### Given task:
Skip the pictures and repeat each line of the data exactly.

### Data to process:
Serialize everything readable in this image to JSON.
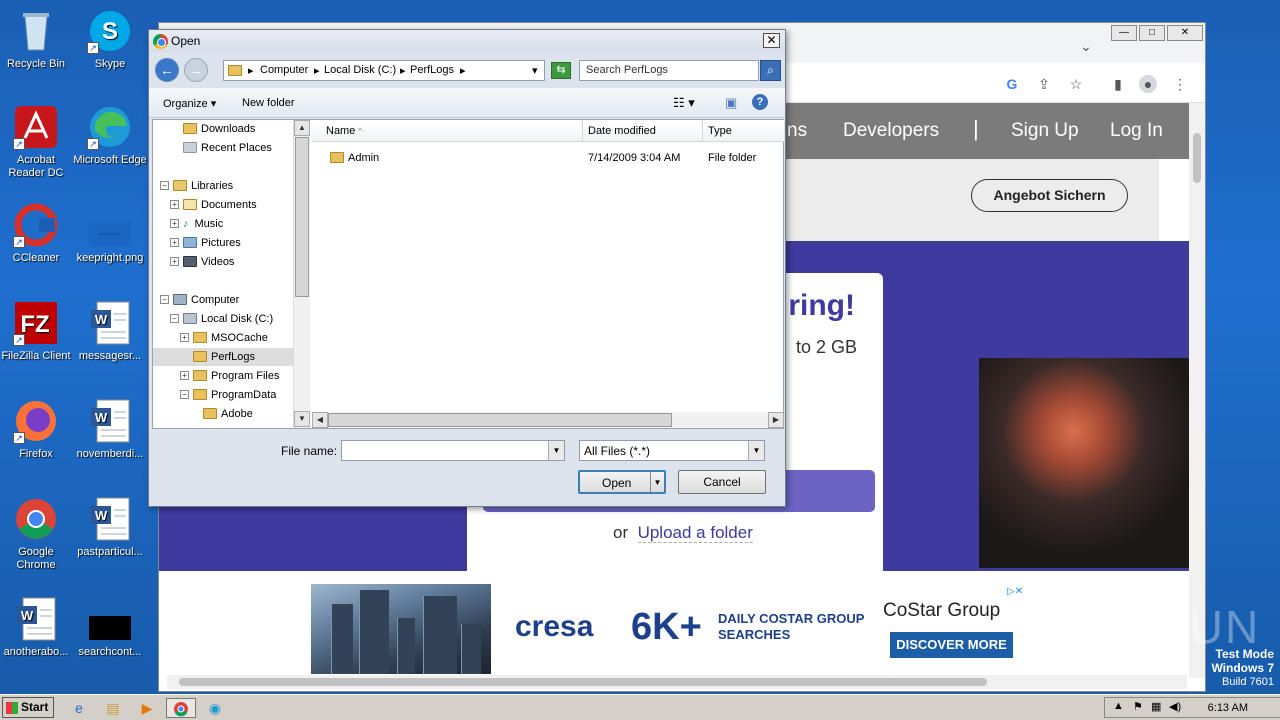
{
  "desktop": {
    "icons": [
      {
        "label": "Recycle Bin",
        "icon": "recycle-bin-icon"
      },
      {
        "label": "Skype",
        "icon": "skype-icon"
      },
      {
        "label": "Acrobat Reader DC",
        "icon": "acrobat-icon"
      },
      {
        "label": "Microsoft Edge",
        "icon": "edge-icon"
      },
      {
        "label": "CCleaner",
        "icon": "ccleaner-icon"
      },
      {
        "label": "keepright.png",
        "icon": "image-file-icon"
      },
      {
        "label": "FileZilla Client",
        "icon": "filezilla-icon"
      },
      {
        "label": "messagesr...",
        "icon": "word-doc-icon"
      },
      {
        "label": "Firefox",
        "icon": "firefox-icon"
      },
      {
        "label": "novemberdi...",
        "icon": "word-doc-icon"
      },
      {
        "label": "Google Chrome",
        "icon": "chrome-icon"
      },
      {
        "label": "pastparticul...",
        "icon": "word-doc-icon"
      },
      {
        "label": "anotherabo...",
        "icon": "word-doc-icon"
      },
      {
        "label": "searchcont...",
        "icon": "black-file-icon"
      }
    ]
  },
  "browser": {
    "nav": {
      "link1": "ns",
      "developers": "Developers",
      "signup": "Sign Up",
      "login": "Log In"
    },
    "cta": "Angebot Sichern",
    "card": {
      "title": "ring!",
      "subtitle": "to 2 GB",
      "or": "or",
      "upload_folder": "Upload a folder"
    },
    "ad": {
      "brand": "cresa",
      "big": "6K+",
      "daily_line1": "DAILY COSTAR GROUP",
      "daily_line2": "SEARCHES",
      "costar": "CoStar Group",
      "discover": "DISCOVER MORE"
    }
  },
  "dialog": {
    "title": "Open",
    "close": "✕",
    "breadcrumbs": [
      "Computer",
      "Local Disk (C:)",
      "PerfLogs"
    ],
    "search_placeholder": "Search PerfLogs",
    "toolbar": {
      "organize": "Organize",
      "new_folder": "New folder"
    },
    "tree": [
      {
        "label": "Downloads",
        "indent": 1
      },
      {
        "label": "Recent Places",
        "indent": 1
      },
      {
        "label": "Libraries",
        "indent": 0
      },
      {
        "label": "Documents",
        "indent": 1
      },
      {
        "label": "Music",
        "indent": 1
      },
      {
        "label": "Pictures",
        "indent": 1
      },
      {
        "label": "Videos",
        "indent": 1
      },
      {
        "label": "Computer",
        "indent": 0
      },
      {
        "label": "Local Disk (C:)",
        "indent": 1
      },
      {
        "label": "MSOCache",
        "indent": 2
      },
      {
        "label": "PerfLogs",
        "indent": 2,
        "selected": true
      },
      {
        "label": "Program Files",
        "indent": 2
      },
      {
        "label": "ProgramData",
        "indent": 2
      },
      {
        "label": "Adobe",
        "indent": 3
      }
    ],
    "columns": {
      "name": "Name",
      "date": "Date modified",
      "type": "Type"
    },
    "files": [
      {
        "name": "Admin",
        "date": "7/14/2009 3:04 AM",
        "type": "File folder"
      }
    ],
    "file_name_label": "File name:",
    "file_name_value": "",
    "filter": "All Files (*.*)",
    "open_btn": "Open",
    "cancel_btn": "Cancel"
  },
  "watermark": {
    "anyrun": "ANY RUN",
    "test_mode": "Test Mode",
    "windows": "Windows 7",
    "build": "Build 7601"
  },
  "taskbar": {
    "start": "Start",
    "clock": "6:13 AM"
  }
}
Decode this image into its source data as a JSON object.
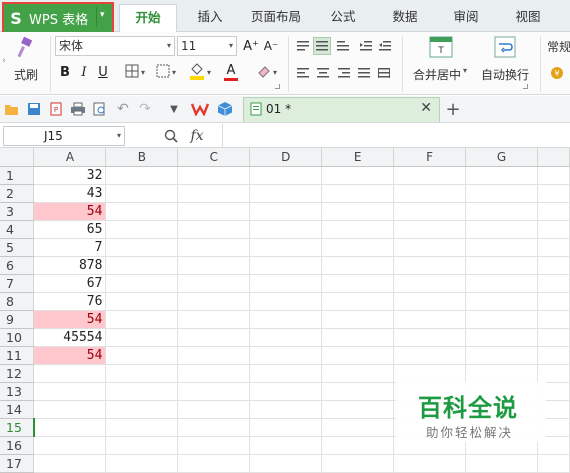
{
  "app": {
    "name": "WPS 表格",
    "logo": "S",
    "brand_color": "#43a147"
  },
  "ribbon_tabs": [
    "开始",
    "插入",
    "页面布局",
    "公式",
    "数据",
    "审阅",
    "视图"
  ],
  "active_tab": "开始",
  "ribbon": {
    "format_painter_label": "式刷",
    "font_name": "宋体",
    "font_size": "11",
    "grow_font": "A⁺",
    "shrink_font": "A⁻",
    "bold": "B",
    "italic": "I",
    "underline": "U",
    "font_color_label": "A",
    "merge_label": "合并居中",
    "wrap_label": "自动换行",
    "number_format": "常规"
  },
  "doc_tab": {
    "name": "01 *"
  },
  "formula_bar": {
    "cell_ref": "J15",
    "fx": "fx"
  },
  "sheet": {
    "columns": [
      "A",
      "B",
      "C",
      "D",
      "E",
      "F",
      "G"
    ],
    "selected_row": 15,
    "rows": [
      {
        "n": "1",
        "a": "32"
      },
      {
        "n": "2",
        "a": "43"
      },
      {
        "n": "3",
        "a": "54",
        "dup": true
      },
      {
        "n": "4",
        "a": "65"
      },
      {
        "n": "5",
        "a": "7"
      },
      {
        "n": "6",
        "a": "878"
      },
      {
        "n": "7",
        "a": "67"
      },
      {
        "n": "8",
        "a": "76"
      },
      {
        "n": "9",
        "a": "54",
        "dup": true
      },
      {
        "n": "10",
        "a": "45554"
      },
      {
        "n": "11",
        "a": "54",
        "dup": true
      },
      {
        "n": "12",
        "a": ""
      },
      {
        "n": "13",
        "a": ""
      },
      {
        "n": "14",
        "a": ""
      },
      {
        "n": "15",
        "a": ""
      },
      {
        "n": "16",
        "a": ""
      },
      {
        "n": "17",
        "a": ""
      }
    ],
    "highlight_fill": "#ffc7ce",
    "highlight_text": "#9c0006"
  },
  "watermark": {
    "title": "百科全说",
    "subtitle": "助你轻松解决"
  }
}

### Task answer:
Serialize everything readable in this image to JSON.
{
  "desktop": {
    "icons": [
      {
        "label": "Recycle Bin",
        "icon": "recycle-bin-icon"
      },
      {
        "label": "Skype",
        "icon": "skype-icon"
      },
      {
        "label": "Acrobat Reader DC",
        "icon": "acrobat-icon"
      },
      {
        "label": "Microsoft Edge",
        "icon": "edge-icon"
      },
      {
        "label": "CCleaner",
        "icon": "ccleaner-icon"
      },
      {
        "label": "keepright.png",
        "icon": "image-file-icon"
      },
      {
        "label": "FileZilla Client",
        "icon": "filezilla-icon"
      },
      {
        "label": "messagesr...",
        "icon": "word-doc-icon"
      },
      {
        "label": "Firefox",
        "icon": "firefox-icon"
      },
      {
        "label": "novemberdi...",
        "icon": "word-doc-icon"
      },
      {
        "label": "Google Chrome",
        "icon": "chrome-icon"
      },
      {
        "label": "pastparticul...",
        "icon": "word-doc-icon"
      },
      {
        "label": "anotherabo...",
        "icon": "word-doc-icon"
      },
      {
        "label": "searchcont...",
        "icon": "black-file-icon"
      }
    ]
  },
  "browser": {
    "nav": {
      "link1": "ns",
      "developers": "Developers",
      "signup": "Sign Up",
      "login": "Log In"
    },
    "cta": "Angebot Sichern",
    "card": {
      "title": "ring!",
      "subtitle": "to 2 GB",
      "or": "or",
      "upload_folder": "Upload a folder"
    },
    "ad": {
      "brand": "cresa",
      "big": "6K+",
      "daily_line1": "DAILY COSTAR GROUP",
      "daily_line2": "SEARCHES",
      "costar": "CoStar Group",
      "discover": "DISCOVER MORE"
    }
  },
  "dialog": {
    "title": "Open",
    "close": "✕",
    "breadcrumbs": [
      "Computer",
      "Local Disk (C:)",
      "PerfLogs"
    ],
    "search_placeholder": "Search PerfLogs",
    "toolbar": {
      "organize": "Organize",
      "new_folder": "New folder"
    },
    "tree": [
      {
        "label": "Downloads",
        "indent": 1
      },
      {
        "label": "Recent Places",
        "indent": 1
      },
      {
        "label": "Libraries",
        "indent": 0
      },
      {
        "label": "Documents",
        "indent": 1
      },
      {
        "label": "Music",
        "indent": 1
      },
      {
        "label": "Pictures",
        "indent": 1
      },
      {
        "label": "Videos",
        "indent": 1
      },
      {
        "label": "Computer",
        "indent": 0
      },
      {
        "label": "Local Disk (C:)",
        "indent": 1
      },
      {
        "label": "MSOCache",
        "indent": 2
      },
      {
        "label": "PerfLogs",
        "indent": 2,
        "selected": true
      },
      {
        "label": "Program Files",
        "indent": 2
      },
      {
        "label": "ProgramData",
        "indent": 2
      },
      {
        "label": "Adobe",
        "indent": 3
      }
    ],
    "columns": {
      "name": "Name",
      "date": "Date modified",
      "type": "Type"
    },
    "files": [
      {
        "name": "Admin",
        "date": "7/14/2009 3:04 AM",
        "type": "File folder"
      }
    ],
    "file_name_label": "File name:",
    "file_name_value": "",
    "filter": "All Files (*.*)",
    "open_btn": "Open",
    "cancel_btn": "Cancel"
  },
  "watermark": {
    "anyrun": "ANY RUN",
    "test_mode": "Test Mode",
    "windows": "Windows 7",
    "build": "Build 7601"
  },
  "taskbar": {
    "start": "Start",
    "clock": "6:13 AM"
  }
}
Decode this image into its source data as a JSON object.
{
  "app": {
    "name": "WPS 表格",
    "logo": "S",
    "brand_color": "#43a147"
  },
  "ribbon_tabs": [
    "开始",
    "插入",
    "页面布局",
    "公式",
    "数据",
    "审阅",
    "视图"
  ],
  "active_tab": "开始",
  "ribbon": {
    "format_painter_label": "式刷",
    "font_name": "宋体",
    "font_size": "11",
    "grow_font": "A⁺",
    "shrink_font": "A⁻",
    "bold": "B",
    "italic": "I",
    "underline": "U",
    "font_color_label": "A",
    "merge_label": "合并居中",
    "wrap_label": "自动换行",
    "number_format": "常规"
  },
  "doc_tab": {
    "name": "01 *"
  },
  "formula_bar": {
    "cell_ref": "J15",
    "fx": "fx"
  },
  "sheet": {
    "columns": [
      "A",
      "B",
      "C",
      "D",
      "E",
      "F",
      "G"
    ],
    "selected_row": 15,
    "rows": [
      {
        "n": "1",
        "a": "32"
      },
      {
        "n": "2",
        "a": "43"
      },
      {
        "n": "3",
        "a": "54",
        "dup": true
      },
      {
        "n": "4",
        "a": "65"
      },
      {
        "n": "5",
        "a": "7"
      },
      {
        "n": "6",
        "a": "878"
      },
      {
        "n": "7",
        "a": "67"
      },
      {
        "n": "8",
        "a": "76"
      },
      {
        "n": "9",
        "a": "54",
        "dup": true
      },
      {
        "n": "10",
        "a": "45554"
      },
      {
        "n": "11",
        "a": "54",
        "dup": true
      },
      {
        "n": "12",
        "a": ""
      },
      {
        "n": "13",
        "a": ""
      },
      {
        "n": "14",
        "a": ""
      },
      {
        "n": "15",
        "a": ""
      },
      {
        "n": "16",
        "a": ""
      },
      {
        "n": "17",
        "a": ""
      }
    ],
    "highlight_fill": "#ffc7ce",
    "highlight_text": "#9c0006"
  },
  "watermark": {
    "title": "百科全说",
    "subtitle": "助你轻松解决"
  }
}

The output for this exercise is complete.